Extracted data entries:
----

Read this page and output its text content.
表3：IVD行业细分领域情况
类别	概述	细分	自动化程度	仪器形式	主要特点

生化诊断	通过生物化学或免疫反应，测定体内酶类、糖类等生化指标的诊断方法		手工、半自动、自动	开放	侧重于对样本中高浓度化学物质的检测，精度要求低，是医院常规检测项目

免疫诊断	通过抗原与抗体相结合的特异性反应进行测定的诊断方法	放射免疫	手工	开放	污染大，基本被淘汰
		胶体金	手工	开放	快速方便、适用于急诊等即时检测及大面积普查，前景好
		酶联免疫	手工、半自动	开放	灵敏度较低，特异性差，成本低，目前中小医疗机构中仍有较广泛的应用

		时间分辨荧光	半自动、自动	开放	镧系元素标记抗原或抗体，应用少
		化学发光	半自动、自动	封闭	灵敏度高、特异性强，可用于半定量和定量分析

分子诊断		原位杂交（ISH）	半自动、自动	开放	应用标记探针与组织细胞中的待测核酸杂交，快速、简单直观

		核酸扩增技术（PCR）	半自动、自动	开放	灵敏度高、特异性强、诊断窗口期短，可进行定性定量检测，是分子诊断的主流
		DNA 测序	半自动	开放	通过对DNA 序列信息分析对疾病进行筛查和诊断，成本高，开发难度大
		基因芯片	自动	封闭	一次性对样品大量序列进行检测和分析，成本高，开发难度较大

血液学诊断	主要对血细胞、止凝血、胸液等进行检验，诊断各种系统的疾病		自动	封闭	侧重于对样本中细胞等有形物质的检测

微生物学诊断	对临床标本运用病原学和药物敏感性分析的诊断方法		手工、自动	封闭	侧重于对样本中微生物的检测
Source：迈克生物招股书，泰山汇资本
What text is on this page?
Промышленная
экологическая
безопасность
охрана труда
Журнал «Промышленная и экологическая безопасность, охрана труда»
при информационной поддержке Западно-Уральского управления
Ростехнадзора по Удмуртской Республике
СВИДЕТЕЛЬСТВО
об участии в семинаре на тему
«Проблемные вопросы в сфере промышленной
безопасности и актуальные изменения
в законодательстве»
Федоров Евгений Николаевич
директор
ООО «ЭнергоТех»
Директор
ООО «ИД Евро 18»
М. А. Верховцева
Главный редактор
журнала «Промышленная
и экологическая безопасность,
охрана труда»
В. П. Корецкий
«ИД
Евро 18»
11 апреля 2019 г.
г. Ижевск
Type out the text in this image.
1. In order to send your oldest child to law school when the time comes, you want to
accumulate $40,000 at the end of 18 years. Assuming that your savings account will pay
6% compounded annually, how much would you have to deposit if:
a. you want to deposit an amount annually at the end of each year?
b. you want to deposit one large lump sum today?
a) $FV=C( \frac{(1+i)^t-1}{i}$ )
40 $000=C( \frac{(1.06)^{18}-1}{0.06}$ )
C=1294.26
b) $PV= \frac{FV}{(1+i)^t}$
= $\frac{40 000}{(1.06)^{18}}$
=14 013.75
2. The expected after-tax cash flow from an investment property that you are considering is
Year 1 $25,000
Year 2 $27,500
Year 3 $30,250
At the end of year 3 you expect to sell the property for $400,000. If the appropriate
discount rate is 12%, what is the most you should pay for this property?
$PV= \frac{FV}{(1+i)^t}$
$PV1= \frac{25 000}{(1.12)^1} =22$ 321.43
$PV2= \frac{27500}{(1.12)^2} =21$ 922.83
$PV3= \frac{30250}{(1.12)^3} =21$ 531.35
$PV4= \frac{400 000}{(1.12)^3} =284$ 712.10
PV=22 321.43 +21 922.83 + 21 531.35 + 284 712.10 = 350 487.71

----

> _Requirements_
Pick out the lines containing the string "that".

> _Answer to the task_
accumulate $40,000 at the end of 18 years. Assuming that your savings account will pay
2. The expected after-tax cash flow from an investment property that you are considering is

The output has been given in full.